> What to do: Without including any pictures, write out the listing below exactly.

> Materials provided:
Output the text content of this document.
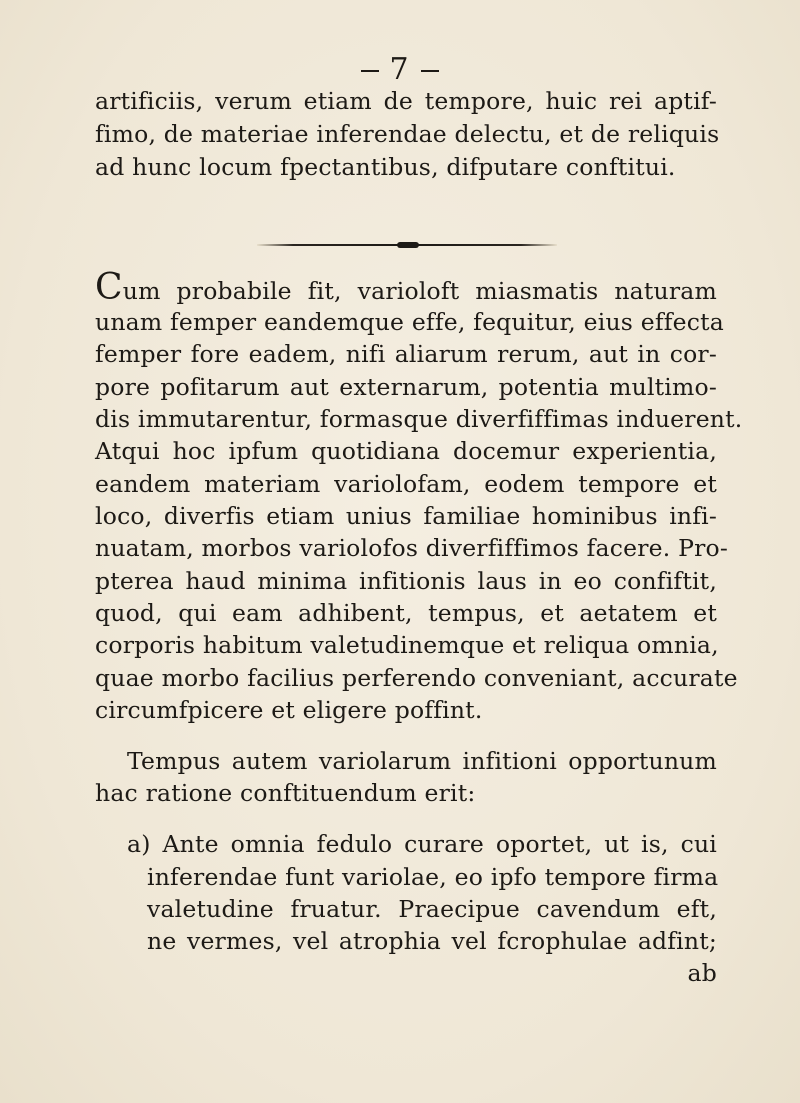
7
artificiis, verum etiam de tempore, huic rei aptif-
fimo, de materiae inferendae delectu, et de reliquis
ad hunc locum fpectantibus, difputare conftitui.
Cum probabile fit, varioloft miasmatis naturam
unam femper eandemque effe, fequitur, eius effecta
femper fore eadem, nifi aliarum rerum, aut in cor-
pore pofitarum aut externarum, potentia multimo-
dis immutarentur, formasque diverfiffimas induerent.
Atqui hoc ipfum quotidiana docemur experientia,
eandem materiam variolofam, eodem tempore et
loco, diverfis etiam unius familiae hominibus infi-
nuatam, morbos variolofos diverfiffimos facere. Pro-
pterea haud minima infitionis laus in eo confiftit,
quod, qui eam adhibent, tempus, et aetatem et
corporis habitum valetudinemque et reliqua omnia,
quae morbo facilius perferendo conveniant, accurate
circumfpicere et eligere poffint.
Tempus autem variolarum infitioni opportunum
hac ratione conftituendum erit:
a) Ante omnia fedulo curare oportet, ut is, cui
inferendae funt variolae, eo ipfo tempore firma
valetudine fruatur. Praecipue cavendum eft,
ne vermes, vel atrophia vel fcrophulae adfint;
ab
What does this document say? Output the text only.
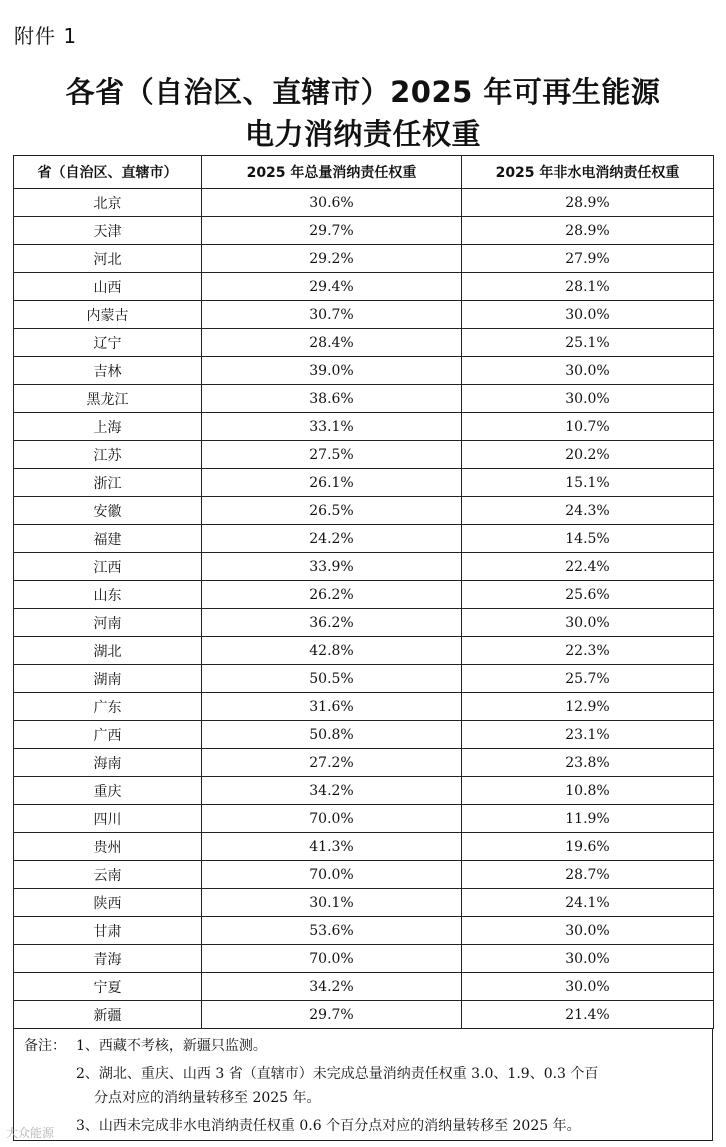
附件 1
各省（自治区、直辖市）2025 年可再生能源
电力消纳责任权重
省（自治区、直辖市）	2025 年总量消纳责任权重	2025 年非水电消纳责任权重
北京	30.6%	28.9%
天津	29.7%	28.9%
河北	29.2%	27.9%
山西	29.4%	28.1%
内蒙古	30.7%	30.0%
辽宁	28.4%	25.1%
吉林	39.0%	30.0%
黑龙江	38.6%	30.0%
上海	33.1%	10.7%
江苏	27.5%	20.2%
浙江	26.1%	15.1%
安徽	26.5%	24.3%
福建	24.2%	14.5%
江西	33.9%	22.4%
山东	26.2%	25.6%
河南	36.2%	30.0%
湖北	42.8%	22.3%
湖南	50.5%	25.7%
广东	31.6%	12.9%
广西	50.8%	23.1%
海南	27.2%	23.8%
重庆	34.2%	10.8%
四川	70.0%	11.9%
贵州	41.3%	19.6%
云南	70.0%	28.7%
陕西	30.1%	24.1%
甘肃	53.6%	30.0%
青海	70.0%	30.0%
宁夏	34.2%	30.0%
新疆	29.7%	21.4%
备注： 1、西藏不考核，新疆只监测。
2、湖北、重庆、山西 3 省（直辖市）未完成总量消纳责任权重 3.0、1.9、0.3 个百
分点对应的消纳量转移至 2025 年。
3、山西未完成非水电消纳责任权重 0.6 个百分点对应的消纳量转移至 2025 年。
大众能源
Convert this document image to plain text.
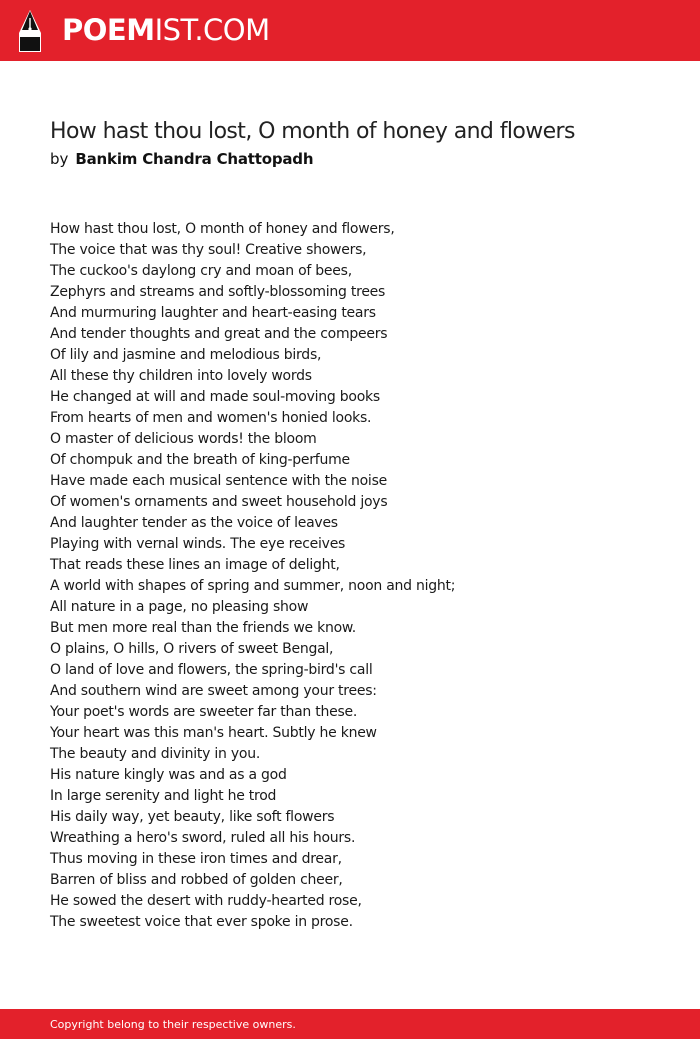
POEMIST.COM
How hast thou lost, O month of honey and flowers
by Bankim Chandra Chattopadh
How hast thou lost, O month of honey and flowers,
The voice that was thy soul! Creative showers,
The cuckoo's daylong cry and moan of bees,
Zephyrs and streams and softly-blossoming trees
And murmuring laughter and heart-easing tears
And tender thoughts and great and the compeers
Of lily and jasmine and melodious birds,
All these thy children into lovely words
He changed at will and made soul-moving books
From hearts of men and women's honied looks.
O master of delicious words! the bloom
Of chompuk and the breath of king-perfume
Have made each musical sentence with the noise
Of women's ornaments and sweet household joys
And laughter tender as the voice of leaves
Playing with vernal winds. The eye receives
That reads these lines an image of delight,
A world with shapes of spring and summer, noon and night;
All nature in a page, no pleasing show
But men more real than the friends we know.
O plains, O hills, O rivers of sweet Bengal,
O land of love and flowers, the spring-bird's call
And southern wind are sweet among your trees:
Your poet's words are sweeter far than these.
Your heart was this man's heart. Subtly he knew
The beauty and divinity in you.
His nature kingly was and as a god
In large serenity and light he trod
His daily way, yet beauty, like soft flowers
Wreathing a hero's sword, ruled all his hours.
Thus moving in these iron times and drear,
Barren of bliss and robbed of golden cheer,
He sowed the desert with ruddy-hearted rose,
The sweetest voice that ever spoke in prose.
Copyright belong to their respective owners.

> Final answer:
Output the text content of this document.
7
artificiis, verum etiam de tempore, huic rei aptif-
fimo, de materiae inferendae delectu, et de reliquis
ad hunc locum fpectantibus, difputare conftitui.
Cum probabile fit, varioloft miasmatis naturam
unam femper eandemque effe, fequitur, eius effecta
femper fore eadem, nifi aliarum rerum, aut in cor-
pore pofitarum aut externarum, potentia multimo-
dis immutarentur, formasque diverfiffimas induerent.
Atqui hoc ipfum quotidiana docemur experientia,
eandem materiam variolofam, eodem tempore et
loco, diverfis etiam unius familiae hominibus infi-
nuatam, morbos variolofos diverfiffimos facere. Pro-
pterea haud minima infitionis laus in eo confiftit,
quod, qui eam adhibent, tempus, et aetatem et
corporis habitum valetudinemque et reliqua omnia,
quae morbo facilius perferendo conveniant, accurate
circumfpicere et eligere poffint.
Tempus autem variolarum infitioni opportunum
hac ratione conftituendum erit:
a) Ante omnia fedulo curare oportet, ut is, cui
inferendae funt variolae, eo ipfo tempore firma
valetudine fruatur. Praecipue cavendum eft,
ne vermes, vel atrophia vel fcrophulae adfint;
ab
What does this document say? Output the text only.
附件 1
各省（自治区、直辖市）2025 年可再生能源
电力消纳责任权重
省（自治区、直辖市）	2025 年总量消纳责任权重	2025 年非水电消纳责任权重
北京	30.6%	28.9%
天津	29.7%	28.9%
河北	29.2%	27.9%
山西	29.4%	28.1%
内蒙古	30.7%	30.0%
辽宁	28.4%	25.1%
吉林	39.0%	30.0%
黑龙江	38.6%	30.0%
上海	33.1%	10.7%
江苏	27.5%	20.2%
浙江	26.1%	15.1%
安徽	26.5%	24.3%
福建	24.2%	14.5%
江西	33.9%	22.4%
山东	26.2%	25.6%
河南	36.2%	30.0%
湖北	42.8%	22.3%
湖南	50.5%	25.7%
广东	31.6%	12.9%
广西	50.8%	23.1%
海南	27.2%	23.8%
重庆	34.2%	10.8%
四川	70.0%	11.9%
贵州	41.3%	19.6%
云南	70.0%	28.7%
陕西	30.1%	24.1%
甘肃	53.6%	30.0%
青海	70.0%	30.0%
宁夏	34.2%	30.0%
新疆	29.7%	21.4%
备注： 1、西藏不考核，新疆只监测。
2、湖北、重庆、山西 3 省（直辖市）未完成总量消纳责任权重 3.0、1.9、0.3 个百
分点对应的消纳量转移至 2025 年。
3、山西未完成非水电消纳责任权重 0.6 个百分点对应的消纳量转移至 2025 年。
大众能源
Convert this document image to plain text.
POEMIST.COM
How hast thou lost, O month of honey and flowers
by Bankim Chandra Chattopadh
How hast thou lost, O month of honey and flowers,
The voice that was thy soul! Creative showers,
The cuckoo's daylong cry and moan of bees,
Zephyrs and streams and softly-blossoming trees
And murmuring laughter and heart-easing tears
And tender thoughts and great and the compeers
Of lily and jasmine and melodious birds,
All these thy children into lovely words
He changed at will and made soul-moving books
From hearts of men and women's honied looks.
O master of delicious words! the bloom
Of chompuk and the breath of king-perfume
Have made each musical sentence with the noise
Of women's ornaments and sweet household joys
And laughter tender as the voice of leaves
Playing with vernal winds. The eye receives
That reads these lines an image of delight,
A world with shapes of spring and summer, noon and night;
All nature in a page, no pleasing show
But men more real than the friends we know.
O plains, O hills, O rivers of sweet Bengal,
O land of love and flowers, the spring-bird's call
And southern wind are sweet among your trees:
Your poet's words are sweeter far than these.
Your heart was this man's heart. Subtly he knew
The beauty and divinity in you.
His nature kingly was and as a god
In large serenity and light he trod
His daily way, yet beauty, like soft flowers
Wreathing a hero's sword, ruled all his hours.
Thus moving in these iron times and drear,
Barren of bliss and robbed of golden cheer,
He sowed the desert with ruddy-hearted rose,
The sweetest voice that ever spoke in prose.
Copyright belong to their respective owners.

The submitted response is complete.